TASK INSTRUCTIONS = Reproduce the material without any changes, from its first line through the line containing "tab[interactable]: Нагрузка xyxy=(645,118,691,132)".

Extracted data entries
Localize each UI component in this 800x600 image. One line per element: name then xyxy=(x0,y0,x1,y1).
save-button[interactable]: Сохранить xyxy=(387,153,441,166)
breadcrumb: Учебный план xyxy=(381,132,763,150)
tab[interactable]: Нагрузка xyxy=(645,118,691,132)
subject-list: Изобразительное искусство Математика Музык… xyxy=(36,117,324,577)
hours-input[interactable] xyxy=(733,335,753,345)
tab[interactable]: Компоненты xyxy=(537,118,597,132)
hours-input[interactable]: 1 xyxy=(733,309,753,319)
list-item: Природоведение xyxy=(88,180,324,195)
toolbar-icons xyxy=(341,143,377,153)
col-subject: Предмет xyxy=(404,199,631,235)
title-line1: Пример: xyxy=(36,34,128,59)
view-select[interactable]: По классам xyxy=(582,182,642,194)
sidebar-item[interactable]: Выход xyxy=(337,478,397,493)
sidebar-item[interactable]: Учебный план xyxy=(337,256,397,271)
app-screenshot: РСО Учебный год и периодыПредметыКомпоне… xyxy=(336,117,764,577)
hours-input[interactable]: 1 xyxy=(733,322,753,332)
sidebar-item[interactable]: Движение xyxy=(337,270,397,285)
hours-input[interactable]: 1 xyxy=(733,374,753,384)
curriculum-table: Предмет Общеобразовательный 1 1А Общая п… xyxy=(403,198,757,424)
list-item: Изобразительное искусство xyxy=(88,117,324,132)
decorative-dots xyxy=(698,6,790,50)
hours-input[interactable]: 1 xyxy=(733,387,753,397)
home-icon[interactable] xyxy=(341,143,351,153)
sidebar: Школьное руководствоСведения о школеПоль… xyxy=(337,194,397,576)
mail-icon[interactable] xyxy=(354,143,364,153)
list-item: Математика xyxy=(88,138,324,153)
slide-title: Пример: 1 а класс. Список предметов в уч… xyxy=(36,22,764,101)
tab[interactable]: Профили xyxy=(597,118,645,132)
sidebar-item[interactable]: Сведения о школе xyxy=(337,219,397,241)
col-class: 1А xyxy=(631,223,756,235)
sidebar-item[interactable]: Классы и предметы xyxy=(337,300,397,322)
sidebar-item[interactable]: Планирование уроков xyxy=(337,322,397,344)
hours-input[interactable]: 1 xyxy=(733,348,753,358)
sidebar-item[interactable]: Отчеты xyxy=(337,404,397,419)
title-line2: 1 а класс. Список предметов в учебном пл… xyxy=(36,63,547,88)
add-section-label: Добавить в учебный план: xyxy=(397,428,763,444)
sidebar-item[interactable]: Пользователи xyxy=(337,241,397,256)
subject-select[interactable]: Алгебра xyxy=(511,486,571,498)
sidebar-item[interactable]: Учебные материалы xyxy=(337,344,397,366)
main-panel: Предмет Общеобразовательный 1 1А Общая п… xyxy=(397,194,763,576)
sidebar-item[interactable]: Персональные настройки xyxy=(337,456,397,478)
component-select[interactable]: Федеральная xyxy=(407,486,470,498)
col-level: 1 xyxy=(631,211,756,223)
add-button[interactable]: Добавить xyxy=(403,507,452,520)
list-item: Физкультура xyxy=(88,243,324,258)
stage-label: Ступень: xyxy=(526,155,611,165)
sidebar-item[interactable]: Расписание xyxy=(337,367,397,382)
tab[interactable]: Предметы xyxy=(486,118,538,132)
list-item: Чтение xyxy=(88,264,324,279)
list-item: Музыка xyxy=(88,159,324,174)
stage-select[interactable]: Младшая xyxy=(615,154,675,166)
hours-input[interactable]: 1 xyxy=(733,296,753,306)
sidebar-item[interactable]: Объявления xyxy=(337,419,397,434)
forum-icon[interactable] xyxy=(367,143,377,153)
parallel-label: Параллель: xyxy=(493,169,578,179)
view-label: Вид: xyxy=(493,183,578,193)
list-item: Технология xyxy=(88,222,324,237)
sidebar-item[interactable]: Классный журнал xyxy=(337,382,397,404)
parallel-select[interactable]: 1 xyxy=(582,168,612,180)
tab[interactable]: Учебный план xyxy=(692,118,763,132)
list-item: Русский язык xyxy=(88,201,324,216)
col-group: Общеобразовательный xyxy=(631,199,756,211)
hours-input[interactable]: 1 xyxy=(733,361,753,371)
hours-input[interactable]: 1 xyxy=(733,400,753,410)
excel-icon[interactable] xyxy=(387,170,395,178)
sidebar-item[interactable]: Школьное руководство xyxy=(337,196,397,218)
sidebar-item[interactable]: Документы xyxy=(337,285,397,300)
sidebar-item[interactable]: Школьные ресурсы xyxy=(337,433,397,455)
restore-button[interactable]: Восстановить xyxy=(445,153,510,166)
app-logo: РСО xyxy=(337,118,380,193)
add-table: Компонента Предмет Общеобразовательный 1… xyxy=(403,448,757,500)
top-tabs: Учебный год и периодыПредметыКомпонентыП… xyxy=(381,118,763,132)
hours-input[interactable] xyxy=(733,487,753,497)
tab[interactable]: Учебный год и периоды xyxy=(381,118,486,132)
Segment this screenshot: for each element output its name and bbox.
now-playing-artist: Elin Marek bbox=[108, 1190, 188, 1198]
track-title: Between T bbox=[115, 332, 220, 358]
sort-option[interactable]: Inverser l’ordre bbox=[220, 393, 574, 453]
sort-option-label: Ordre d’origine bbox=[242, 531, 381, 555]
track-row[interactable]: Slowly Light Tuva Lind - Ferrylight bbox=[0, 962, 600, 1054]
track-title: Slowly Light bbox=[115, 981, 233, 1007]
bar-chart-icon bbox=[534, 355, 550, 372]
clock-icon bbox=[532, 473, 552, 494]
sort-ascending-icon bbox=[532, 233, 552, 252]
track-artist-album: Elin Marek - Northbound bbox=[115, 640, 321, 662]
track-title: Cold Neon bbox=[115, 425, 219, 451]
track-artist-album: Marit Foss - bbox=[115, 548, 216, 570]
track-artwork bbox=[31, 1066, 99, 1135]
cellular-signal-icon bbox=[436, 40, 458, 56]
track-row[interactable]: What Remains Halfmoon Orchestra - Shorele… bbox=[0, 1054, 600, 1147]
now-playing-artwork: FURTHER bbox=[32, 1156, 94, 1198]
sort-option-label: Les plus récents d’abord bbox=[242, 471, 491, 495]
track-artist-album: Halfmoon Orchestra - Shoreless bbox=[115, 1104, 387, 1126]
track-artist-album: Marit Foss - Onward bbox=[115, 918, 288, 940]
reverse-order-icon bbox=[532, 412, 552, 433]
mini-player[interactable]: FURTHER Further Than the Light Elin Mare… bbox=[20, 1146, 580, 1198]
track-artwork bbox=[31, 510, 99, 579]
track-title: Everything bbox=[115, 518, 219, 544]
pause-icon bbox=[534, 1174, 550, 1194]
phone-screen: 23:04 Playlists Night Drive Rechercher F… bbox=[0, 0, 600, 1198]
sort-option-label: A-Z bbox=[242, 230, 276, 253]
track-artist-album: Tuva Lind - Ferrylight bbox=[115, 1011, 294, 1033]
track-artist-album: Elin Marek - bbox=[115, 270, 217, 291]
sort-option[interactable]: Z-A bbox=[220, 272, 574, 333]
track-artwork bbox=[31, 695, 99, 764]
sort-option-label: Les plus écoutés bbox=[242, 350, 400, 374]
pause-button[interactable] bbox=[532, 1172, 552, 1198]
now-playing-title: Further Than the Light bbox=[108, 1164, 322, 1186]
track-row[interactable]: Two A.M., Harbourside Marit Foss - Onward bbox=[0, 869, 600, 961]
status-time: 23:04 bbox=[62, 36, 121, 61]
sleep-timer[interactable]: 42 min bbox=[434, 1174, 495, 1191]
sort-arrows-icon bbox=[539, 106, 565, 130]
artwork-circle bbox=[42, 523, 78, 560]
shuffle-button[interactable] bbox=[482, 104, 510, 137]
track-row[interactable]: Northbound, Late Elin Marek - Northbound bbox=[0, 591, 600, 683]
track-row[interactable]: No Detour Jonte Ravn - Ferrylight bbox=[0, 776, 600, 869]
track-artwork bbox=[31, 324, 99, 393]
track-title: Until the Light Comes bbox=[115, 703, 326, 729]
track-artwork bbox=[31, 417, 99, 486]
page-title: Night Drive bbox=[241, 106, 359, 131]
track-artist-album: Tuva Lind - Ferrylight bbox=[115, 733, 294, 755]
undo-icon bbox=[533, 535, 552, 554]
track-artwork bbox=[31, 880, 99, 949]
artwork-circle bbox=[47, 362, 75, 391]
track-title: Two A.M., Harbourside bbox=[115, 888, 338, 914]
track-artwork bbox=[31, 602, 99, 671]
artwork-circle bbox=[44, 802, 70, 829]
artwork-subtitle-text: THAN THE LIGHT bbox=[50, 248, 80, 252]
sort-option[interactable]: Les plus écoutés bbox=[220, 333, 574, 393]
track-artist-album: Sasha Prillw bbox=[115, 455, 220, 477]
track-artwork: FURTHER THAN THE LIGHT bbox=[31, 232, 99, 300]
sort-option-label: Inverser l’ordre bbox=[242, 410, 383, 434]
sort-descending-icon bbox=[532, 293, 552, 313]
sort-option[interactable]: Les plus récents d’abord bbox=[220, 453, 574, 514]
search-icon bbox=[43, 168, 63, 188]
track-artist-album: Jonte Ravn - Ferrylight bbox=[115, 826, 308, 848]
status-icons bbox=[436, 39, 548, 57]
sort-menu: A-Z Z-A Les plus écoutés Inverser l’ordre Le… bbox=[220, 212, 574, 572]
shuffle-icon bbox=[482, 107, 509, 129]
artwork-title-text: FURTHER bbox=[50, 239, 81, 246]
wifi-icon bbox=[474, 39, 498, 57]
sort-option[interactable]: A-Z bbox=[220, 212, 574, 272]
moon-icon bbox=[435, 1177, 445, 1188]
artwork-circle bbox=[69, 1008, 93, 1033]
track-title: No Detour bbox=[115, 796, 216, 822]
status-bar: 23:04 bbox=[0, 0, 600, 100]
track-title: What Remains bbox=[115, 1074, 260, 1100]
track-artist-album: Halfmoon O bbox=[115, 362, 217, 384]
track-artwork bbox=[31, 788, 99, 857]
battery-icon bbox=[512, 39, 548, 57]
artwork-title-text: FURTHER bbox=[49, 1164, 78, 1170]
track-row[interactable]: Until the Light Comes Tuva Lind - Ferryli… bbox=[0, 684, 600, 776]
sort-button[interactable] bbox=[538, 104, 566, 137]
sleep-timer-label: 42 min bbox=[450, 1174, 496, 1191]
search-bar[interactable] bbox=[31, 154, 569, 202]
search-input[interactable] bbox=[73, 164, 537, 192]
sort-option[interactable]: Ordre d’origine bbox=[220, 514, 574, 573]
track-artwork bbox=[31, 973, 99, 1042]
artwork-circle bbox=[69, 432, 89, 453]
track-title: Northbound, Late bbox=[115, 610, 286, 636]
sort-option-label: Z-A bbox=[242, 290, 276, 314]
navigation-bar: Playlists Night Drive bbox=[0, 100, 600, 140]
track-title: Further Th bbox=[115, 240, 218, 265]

RESULT OF THIS TASK =
Localize each UI component in this 800x600 image. One line per element: name then xyxy=(x0,y0,x1,y1).
save-button[interactable]: Сохранить xyxy=(387,153,441,166)
breadcrumb: Учебный план xyxy=(381,132,763,150)
tab[interactable]: Нагрузка xyxy=(645,118,691,132)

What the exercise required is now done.